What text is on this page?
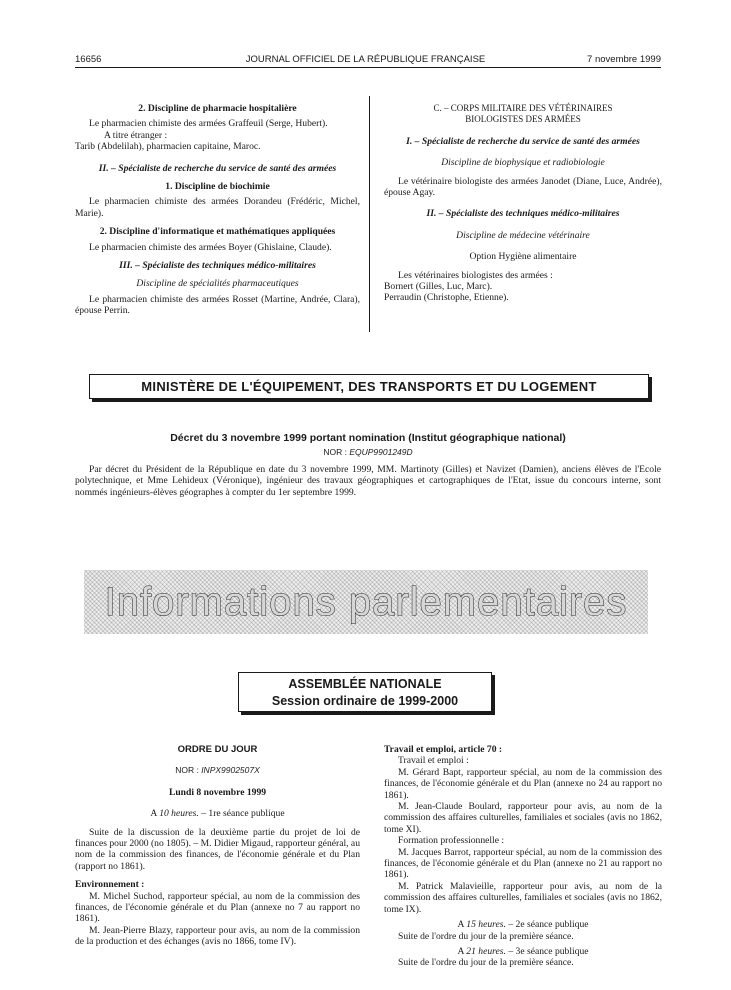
16656	JOURNAL OFFICIEL DE LA RÉPUBLIQUE FRANÇAISE	7 novembre 1999

2. Discipline de pharmacie hospitalière

Le pharmacien chimiste des armées Graffeuil (Serge, Hubert).

A titre étranger :

Tarib (Abdelilah), pharmacien capitaine, Maroc.

II. – Spécialiste de recherche du service de santé des armées

1. Discipline de biochimie

Le pharmacien chimiste des armées Dorandeu (Frédéric, Michel, Marie).

2. Discipline d'informatique et mathématiques appliquées

Le pharmacien chimiste des armées Boyer (Ghislaine, Claude).

III. – Spécialiste des techniques médico-militaires

Discipline de spécialités pharmaceutiques

Le pharmacien chimiste des armées Rosset (Martine, Andrée, Clara), épouse Perrin.

C. – CORPS MILITAIRE DES VÉTÉRINAIRES

BIOLOGISTES DES ARMÉES

I. – Spécialiste de recherche du service de santé des armées

Discipline de biophysique et radiobiologie

Le vétérinaire biologiste des armées Janodet (Diane, Luce, Andrée), épouse Agay.

II. – Spécialiste des techniques médico-militaires

Discipline de médecine vétérinaire

Option Hygiène alimentaire

Les vétérinaires biologistes des armées :

Bornert (Gilles, Luc, Marc).

Perraudin (Christophe, Etienne).

MINISTÈRE DE L'ÉQUIPEMENT, DES TRANSPORTS ET DU LOGEMENT
Décret du 3 novembre 1999 portant nomination (Institut géographique national)
NOR : EQUP9901249D

Par décret du Président de la République en date du 3 novembre 1999, MM. Martinoty (Gilles) et Navizet (Damien), anciens élèves de l'Ecole polytechnique, et Mme Lehideux (Véronique), ingénieur des travaux géographiques et cartographiques de l'Etat, issue du concours interne, sont nommés ingénieurs-élèves géographes à compter du 1er septembre 1999.

Informations parlementaires
ASSEMBLÉE NATIONALE
Session ordinaire de 1999-2000

ORDRE DU JOUR

NOR : INPX9902507X

Lundi 8 novembre 1999

A 10 heures. – 1re séance publique

Suite de la discussion de la deuxième partie du projet de loi de finances pour 2000 (no 1805). – M. Didier Migaud, rapporteur général, au nom de la commission des finances, de l'économie générale et du Plan (rapport no 1861).

Environnement :

M. Michel Suchod, rapporteur spécial, au nom de la commission des finances, de l'économie générale et du Plan (annexe no 7 au rapport no 1861).

M. Jean-Pierre Blazy, rapporteur pour avis, au nom de la commission de la production et des échanges (avis no 1866, tome IV).

Travail et emploi, article 70 :

Travail et emploi :

M. Gérard Bapt, rapporteur spécial, au nom de la commission des finances, de l'économie générale et du Plan (annexe no 24 au rapport no 1861).

M. Jean-Claude Boulard, rapporteur pour avis, au nom de la commission des affaires culturelles, familiales et sociales (avis no 1862, tome XI).

Formation professionnelle :

M. Jacques Barrot, rapporteur spécial, au nom de la commission des finances, de l'économie générale et du Plan (annexe no 21 au rapport no 1861).

M. Patrick Malavieille, rapporteur pour avis, au nom de la commission des affaires culturelles, familiales et sociales (avis no 1862, tome IX).

A 15 heures. – 2e séance publique

Suite de l'ordre du jour de la première séance.

A 21 heures. – 3e séance publique

Suite de l'ordre du jour de la première séance.
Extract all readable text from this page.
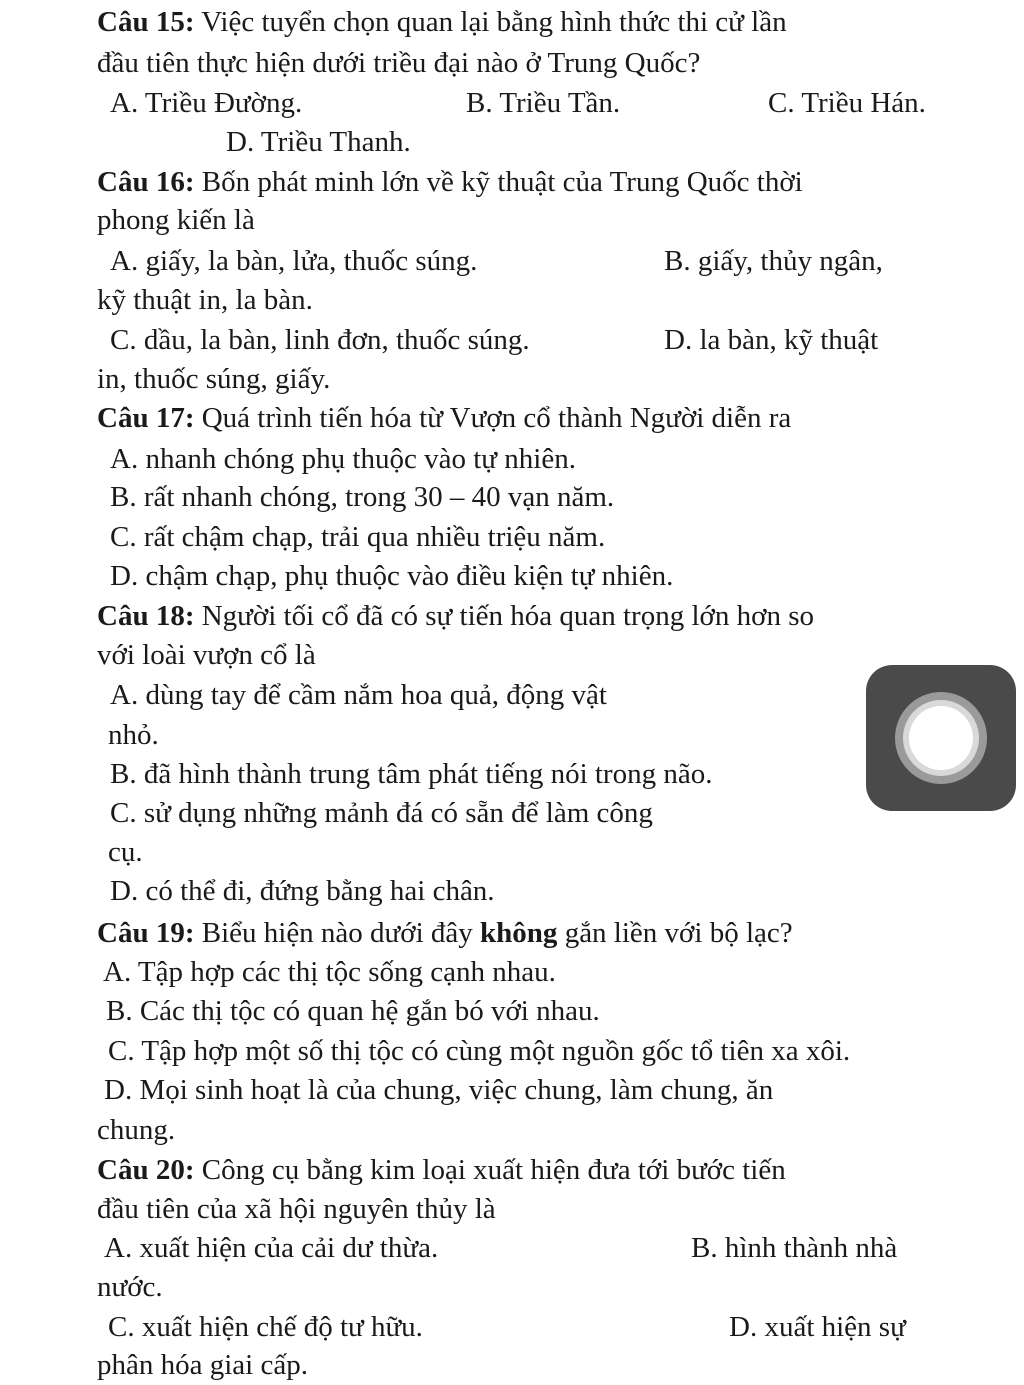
Câu 15: Việc tuyển chọn quan lại bằng hình thức thi cử lần
đầu tiên thực hiện dưới triều đại nào ở Trung Quốc?
A. Triều Đường.	B. Triều Tần.	C. Triều Hán.
D. Triều Thanh.
Câu 16: Bốn phát minh lớn về kỹ thuật của Trung Quốc thời
phong kiến là
A. giấy, la bàn, lửa, thuốc súng.	B. giấy, thủy ngân,
kỹ thuật in, la bàn.
C. dầu, la bàn, linh đơn, thuốc súng.	D. la bàn, kỹ thuật
in, thuốc súng, giấy.
Câu 17: Quá trình tiến hóa từ Vượn cổ thành Người diễn ra
A. nhanh chóng phụ thuộc vào tự nhiên.
B. rất nhanh chóng, trong 30 – 40 vạn năm.
C. rất chậm chạp, trải qua nhiều triệu năm.
D. chậm chạp, phụ thuộc vào điều kiện tự nhiên.
Câu 18: Người tối cổ đã có sự tiến hóa quan trọng lớn hơn so
với loài vượn cổ là
A. dùng tay để cầm nắm hoa quả, động vật
nhỏ.
B. đã hình thành trung tâm phát tiếng nói trong não.
C. sử dụng những mảnh đá có sẵn để làm công
cụ.
D. có thể đi, đứng bằng hai chân.
Câu 19: Biểu hiện nào dưới đây không gắn liền với bộ lạc?
A. Tập hợp các thị tộc sống cạnh nhau.
B. Các thị tộc có quan hệ gắn bó với nhau.
C. Tập hợp một số thị tộc có cùng một nguồn gốc tổ tiên xa xôi.
D. Mọi sinh hoạt là của chung, việc chung, làm chung, ăn
chung.
Câu 20: Công cụ bằng kim loại xuất hiện đưa tới bước tiến
đầu tiên của xã hội nguyên thủy là
A. xuất hiện của cải dư thừa.	B. hình thành nhà
nước.
C. xuất hiện chế độ tư hữu.	D. xuất hiện sự
phân hóa giai cấp.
□ □ □ □ □ □ □
**SET PROBLEM**
Transcribe the material exactly, and leave out whatever pictures it holds.

**SOLUTION BELOW**
What text is on this page?
16656	JOURNAL OFFICIEL DE LA RÉPUBLIQUE FRANÇAISE	7 novembre 1999

2. Discipline de pharmacie hospitalière

Le pharmacien chimiste des armées Graffeuil (Serge, Hubert).

A titre étranger :

Tarib (Abdelilah), pharmacien capitaine, Maroc.

II. – Spécialiste de recherche du service de santé des armées

1. Discipline de biochimie

Le pharmacien chimiste des armées Dorandeu (Frédéric, Michel, Marie).

2. Discipline d'informatique et mathématiques appliquées

Le pharmacien chimiste des armées Boyer (Ghislaine, Claude).

III. – Spécialiste des techniques médico-militaires

Discipline de spécialités pharmaceutiques

Le pharmacien chimiste des armées Rosset (Martine, Andrée, Clara), épouse Perrin.

C. – CORPS MILITAIRE DES VÉTÉRINAIRES

BIOLOGISTES DES ARMÉES

I. – Spécialiste de recherche du service de santé des armées

Discipline de biophysique et radiobiologie

Le vétérinaire biologiste des armées Janodet (Diane, Luce, Andrée), épouse Agay.

II. – Spécialiste des techniques médico-militaires

Discipline de médecine vétérinaire

Option Hygiène alimentaire

Les vétérinaires biologistes des armées :

Bornert (Gilles, Luc, Marc).

Perraudin (Christophe, Etienne).

MINISTÈRE DE L'ÉQUIPEMENT, DES TRANSPORTS ET DU LOGEMENT
Décret du 3 novembre 1999 portant nomination (Institut géographique national)
NOR : EQUP9901249D

Par décret du Président de la République en date du 3 novembre 1999, MM. Martinoty (Gilles) et Navizet (Damien), anciens élèves de l'Ecole polytechnique, et Mme Lehideux (Véronique), ingénieur des travaux géographiques et cartographiques de l'Etat, issue du concours interne, sont nommés ingénieurs-élèves géographes à compter du 1er septembre 1999.

Informations parlementaires
ASSEMBLÉE NATIONALE
Session ordinaire de 1999-2000

ORDRE DU JOUR

NOR : INPX9902507X

Lundi 8 novembre 1999

A 10 heures. – 1re séance publique

Suite de la discussion de la deuxième partie du projet de loi de finances pour 2000 (no 1805). – M. Didier Migaud, rapporteur général, au nom de la commission des finances, de l'économie générale et du Plan (rapport no 1861).

Environnement :

M. Michel Suchod, rapporteur spécial, au nom de la commission des finances, de l'économie générale et du Plan (annexe no 7 au rapport no 1861).

M. Jean-Pierre Blazy, rapporteur pour avis, au nom de la commission de la production et des échanges (avis no 1866, tome IV).

Travail et emploi, article 70 :

Travail et emploi :

M. Gérard Bapt, rapporteur spécial, au nom de la commission des finances, de l'économie générale et du Plan (annexe no 24 au rapport no 1861).

M. Jean-Claude Boulard, rapporteur pour avis, au nom de la commission des affaires culturelles, familiales et sociales (avis no 1862, tome XI).

Formation professionnelle :

M. Jacques Barrot, rapporteur spécial, au nom de la commission des finances, de l'économie générale et du Plan (annexe no 21 au rapport no 1861).

M. Patrick Malavieille, rapporteur pour avis, au nom de la commission des affaires culturelles, familiales et sociales (avis no 1862, tome IX).

A 15 heures. – 2e séance publique

Suite de l'ordre du jour de la première séance.

A 21 heures. – 3e séance publique

Suite de l'ordre du jour de la première séance.
Extract all readable text from this page.
Câu 15: Việc tuyển chọn quan lại bằng hình thức thi cử lần
đầu tiên thực hiện dưới triều đại nào ở Trung Quốc?
A. Triều Đường.	B. Triều Tần.	C. Triều Hán.
D. Triều Thanh.
Câu 16: Bốn phát minh lớn về kỹ thuật của Trung Quốc thời
phong kiến là
A. giấy, la bàn, lửa, thuốc súng.	B. giấy, thủy ngân,
kỹ thuật in, la bàn.
C. dầu, la bàn, linh đơn, thuốc súng.	D. la bàn, kỹ thuật
in, thuốc súng, giấy.
Câu 17: Quá trình tiến hóa từ Vượn cổ thành Người diễn ra
A. nhanh chóng phụ thuộc vào tự nhiên.
B. rất nhanh chóng, trong 30 – 40 vạn năm.
C. rất chậm chạp, trải qua nhiều triệu năm.
D. chậm chạp, phụ thuộc vào điều kiện tự nhiên.
Câu 18: Người tối cổ đã có sự tiến hóa quan trọng lớn hơn so
với loài vượn cổ là
A. dùng tay để cầm nắm hoa quả, động vật
nhỏ.
B. đã hình thành trung tâm phát tiếng nói trong não.
C. sử dụng những mảnh đá có sẵn để làm công
cụ.
D. có thể đi, đứng bằng hai chân.
Câu 19: Biểu hiện nào dưới đây không gắn liền với bộ lạc?
A. Tập hợp các thị tộc sống cạnh nhau.
B. Các thị tộc có quan hệ gắn bó với nhau.
C. Tập hợp một số thị tộc có cùng một nguồn gốc tổ tiên xa xôi.
D. Mọi sinh hoạt là của chung, việc chung, làm chung, ăn
chung.
Câu 20: Công cụ bằng kim loại xuất hiện đưa tới bước tiến
đầu tiên của xã hội nguyên thủy là
A. xuất hiện của cải dư thừa.	B. hình thành nhà
nước.
C. xuất hiện chế độ tư hữu.	D. xuất hiện sự
phân hóa giai cấp.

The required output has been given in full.